• DESCRIPTION OF THE TASK
Within the data that follows, how many lines carry the string "Aquatic"? Give the number alone.

--- Start of PROVIDED INFORMATION ---

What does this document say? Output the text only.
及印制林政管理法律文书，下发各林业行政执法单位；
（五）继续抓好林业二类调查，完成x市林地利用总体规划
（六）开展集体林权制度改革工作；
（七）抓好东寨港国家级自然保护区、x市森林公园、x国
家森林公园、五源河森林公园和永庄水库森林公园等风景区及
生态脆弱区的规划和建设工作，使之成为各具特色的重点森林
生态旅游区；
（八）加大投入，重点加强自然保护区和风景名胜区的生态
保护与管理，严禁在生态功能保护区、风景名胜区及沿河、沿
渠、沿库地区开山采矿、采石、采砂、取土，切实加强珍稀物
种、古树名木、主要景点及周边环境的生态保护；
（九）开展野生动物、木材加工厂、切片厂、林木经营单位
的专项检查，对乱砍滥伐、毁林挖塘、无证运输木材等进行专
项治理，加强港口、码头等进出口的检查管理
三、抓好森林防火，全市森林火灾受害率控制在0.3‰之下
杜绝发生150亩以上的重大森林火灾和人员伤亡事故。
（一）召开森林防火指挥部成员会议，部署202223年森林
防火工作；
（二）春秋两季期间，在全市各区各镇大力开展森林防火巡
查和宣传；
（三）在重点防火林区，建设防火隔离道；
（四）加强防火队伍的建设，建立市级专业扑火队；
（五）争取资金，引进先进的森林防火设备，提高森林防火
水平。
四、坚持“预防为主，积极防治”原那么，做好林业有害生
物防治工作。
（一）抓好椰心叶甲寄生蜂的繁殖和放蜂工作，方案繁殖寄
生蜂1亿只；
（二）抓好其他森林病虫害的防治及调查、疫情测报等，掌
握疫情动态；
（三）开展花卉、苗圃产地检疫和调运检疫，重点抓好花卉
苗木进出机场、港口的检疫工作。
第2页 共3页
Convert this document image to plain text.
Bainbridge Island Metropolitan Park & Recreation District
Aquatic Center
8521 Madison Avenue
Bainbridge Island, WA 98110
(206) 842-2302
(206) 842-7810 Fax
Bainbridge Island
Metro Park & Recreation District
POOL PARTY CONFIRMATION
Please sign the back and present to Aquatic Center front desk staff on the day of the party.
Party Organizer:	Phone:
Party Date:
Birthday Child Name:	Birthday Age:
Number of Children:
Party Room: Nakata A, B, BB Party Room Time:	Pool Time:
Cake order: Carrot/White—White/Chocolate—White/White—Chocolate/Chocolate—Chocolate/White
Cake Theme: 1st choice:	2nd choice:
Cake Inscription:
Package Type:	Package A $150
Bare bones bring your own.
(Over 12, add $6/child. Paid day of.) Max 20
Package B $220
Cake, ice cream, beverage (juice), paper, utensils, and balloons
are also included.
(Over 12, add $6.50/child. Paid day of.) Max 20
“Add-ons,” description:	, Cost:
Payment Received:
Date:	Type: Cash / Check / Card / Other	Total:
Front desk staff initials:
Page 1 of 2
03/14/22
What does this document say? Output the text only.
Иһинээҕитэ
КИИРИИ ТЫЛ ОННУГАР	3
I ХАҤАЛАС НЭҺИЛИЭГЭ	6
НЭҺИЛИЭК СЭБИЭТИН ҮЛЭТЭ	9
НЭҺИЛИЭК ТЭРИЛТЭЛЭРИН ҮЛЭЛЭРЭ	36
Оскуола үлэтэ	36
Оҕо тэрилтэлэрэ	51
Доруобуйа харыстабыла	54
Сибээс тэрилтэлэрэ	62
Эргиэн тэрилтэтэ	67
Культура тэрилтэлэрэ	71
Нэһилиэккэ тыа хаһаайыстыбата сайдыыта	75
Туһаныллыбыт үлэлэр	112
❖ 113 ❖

--- End of PROVIDED INFORMATION ---

• ANSWER
2